┌────────
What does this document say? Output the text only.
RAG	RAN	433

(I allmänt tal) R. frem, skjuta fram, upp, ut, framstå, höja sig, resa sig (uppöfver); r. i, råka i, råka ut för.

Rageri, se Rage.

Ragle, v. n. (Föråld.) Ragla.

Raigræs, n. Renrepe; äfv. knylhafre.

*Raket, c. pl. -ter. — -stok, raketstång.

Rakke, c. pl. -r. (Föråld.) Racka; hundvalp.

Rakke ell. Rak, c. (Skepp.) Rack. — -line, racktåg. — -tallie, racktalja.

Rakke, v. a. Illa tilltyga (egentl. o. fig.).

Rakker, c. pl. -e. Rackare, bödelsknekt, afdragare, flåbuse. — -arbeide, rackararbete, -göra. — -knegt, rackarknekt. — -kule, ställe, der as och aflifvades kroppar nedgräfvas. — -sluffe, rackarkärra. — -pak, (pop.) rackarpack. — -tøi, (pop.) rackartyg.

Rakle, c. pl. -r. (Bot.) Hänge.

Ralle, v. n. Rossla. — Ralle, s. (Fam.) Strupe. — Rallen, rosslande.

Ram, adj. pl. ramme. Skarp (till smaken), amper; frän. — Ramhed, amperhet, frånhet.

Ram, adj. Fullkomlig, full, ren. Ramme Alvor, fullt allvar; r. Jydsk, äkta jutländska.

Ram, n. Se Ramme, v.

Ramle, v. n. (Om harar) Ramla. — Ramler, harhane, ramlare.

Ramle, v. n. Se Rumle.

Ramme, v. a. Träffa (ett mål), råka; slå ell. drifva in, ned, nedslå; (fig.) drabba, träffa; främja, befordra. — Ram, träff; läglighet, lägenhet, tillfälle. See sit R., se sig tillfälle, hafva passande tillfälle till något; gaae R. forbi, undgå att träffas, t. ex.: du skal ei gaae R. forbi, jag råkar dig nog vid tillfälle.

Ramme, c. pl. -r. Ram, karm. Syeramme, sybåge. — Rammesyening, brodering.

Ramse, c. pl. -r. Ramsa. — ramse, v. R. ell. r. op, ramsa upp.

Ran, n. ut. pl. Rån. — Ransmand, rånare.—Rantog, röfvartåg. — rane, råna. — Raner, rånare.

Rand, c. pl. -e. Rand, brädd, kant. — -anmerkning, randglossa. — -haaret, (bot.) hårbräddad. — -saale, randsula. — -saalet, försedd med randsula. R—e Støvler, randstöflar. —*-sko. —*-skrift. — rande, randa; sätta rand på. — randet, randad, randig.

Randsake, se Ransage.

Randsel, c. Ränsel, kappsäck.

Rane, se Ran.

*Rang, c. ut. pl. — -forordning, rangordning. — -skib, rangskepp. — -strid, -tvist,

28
└────────
▶ [What you need to do]
In the material above, show every line where the word "Ramle" turns up.

▶ [Answer to this task]
Ramle, v. n. (Om harar) Ramla. — Ramler, harhane, ramlare.
Ramle, v. n. Se Rumle.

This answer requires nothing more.